» Source records:
>>
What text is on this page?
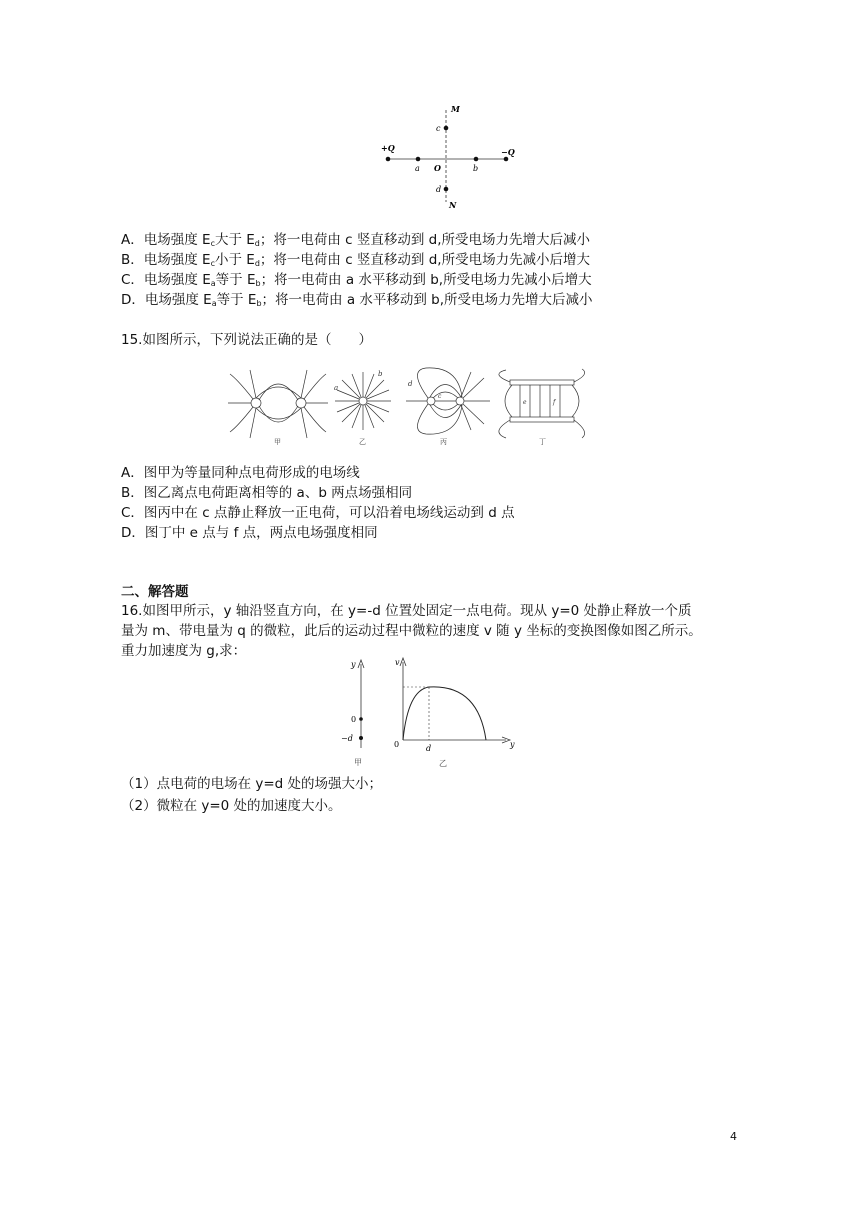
M
c
+Q	−Q
O
a	b
d
N
A．电场强度 $E_c$大于 $E_d$；将一电荷由 c 竖直移动到 d,所受电场力先增大后减小
B．电场强度 $E_c$小于 $E_d$；将一电荷由 c 竖直移动到 d,所受电场力先减小后增大
C．电场强度 $E_a$等于 $E_b$；将一电荷由 a 水平移动到 b,所受电场力先减小后增大
D．电场强度 $E_a$等于 $E_b$；将一电荷由 a 水平移动到 b,所受电场力先增大后减小
15.如图所示，下列说法正确的是（　　）
甲
a
b
乙
c
d
丙
e	f
丁
A．图甲为等量同种点电荷形成的电场线
B．图乙离点电荷距离相等的 a、b 两点场强相同
C．图丙中在 c 点静止释放一正电荷，可以沿着电场线运动到 d 点
D．图丁中 e 点与 f 点，两点电场强度相同
二、解答题
16.如图甲所示，y 轴沿竖直方向，在 y=-d 位置处固定一点电荷。现从 y=0 处静止释放一个质
量为 m、带电量为 q 的微粒，此后的运动过程中微粒的速度 v 随 y 坐标的变换图像如图乙所示。
重力加速度为 g,求：
y
0
−d
甲
v
0	d	y
乙
（1）点电荷的电场在 y=d 处的场强大小；
（2）微粒在 y=0 处的加速度大小。
4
<<
» Instructions to follow: Copy the material exactly. Do not include the pictures.

» Task response:
What text is on this page?
M
c
+Q	−Q
O
a	b
d
N
A．电场强度 $E_c$大于 $E_d$；将一电荷由 c 竖直移动到 d,所受电场力先增大后减小
B．电场强度 $E_c$小于 $E_d$；将一电荷由 c 竖直移动到 d,所受电场力先减小后增大
C．电场强度 $E_a$等于 $E_b$；将一电荷由 a 水平移动到 b,所受电场力先减小后增大
D．电场强度 $E_a$等于 $E_b$；将一电荷由 a 水平移动到 b,所受电场力先增大后减小
15.如图所示，下列说法正确的是（　　）
甲
a
b
乙
c
d
丙
e	f
丁
A．图甲为等量同种点电荷形成的电场线
B．图乙离点电荷距离相等的 a、b 两点场强相同
C．图丙中在 c 点静止释放一正电荷，可以沿着电场线运动到 d 点
D．图丁中 e 点与 f 点，两点电场强度相同
二、解答题
16.如图甲所示，y 轴沿竖直方向，在 y=-d 位置处固定一点电荷。现从 y=0 处静止释放一个质
量为 m、带电量为 q 的微粒，此后的运动过程中微粒的速度 v 随 y 坐标的变换图像如图乙所示。
重力加速度为 g,求：
y
0
−d
甲
v
0	d	y
乙
（1）点电荷的电场在 y=d 处的场强大小；
（2）微粒在 y=0 处的加速度大小。
4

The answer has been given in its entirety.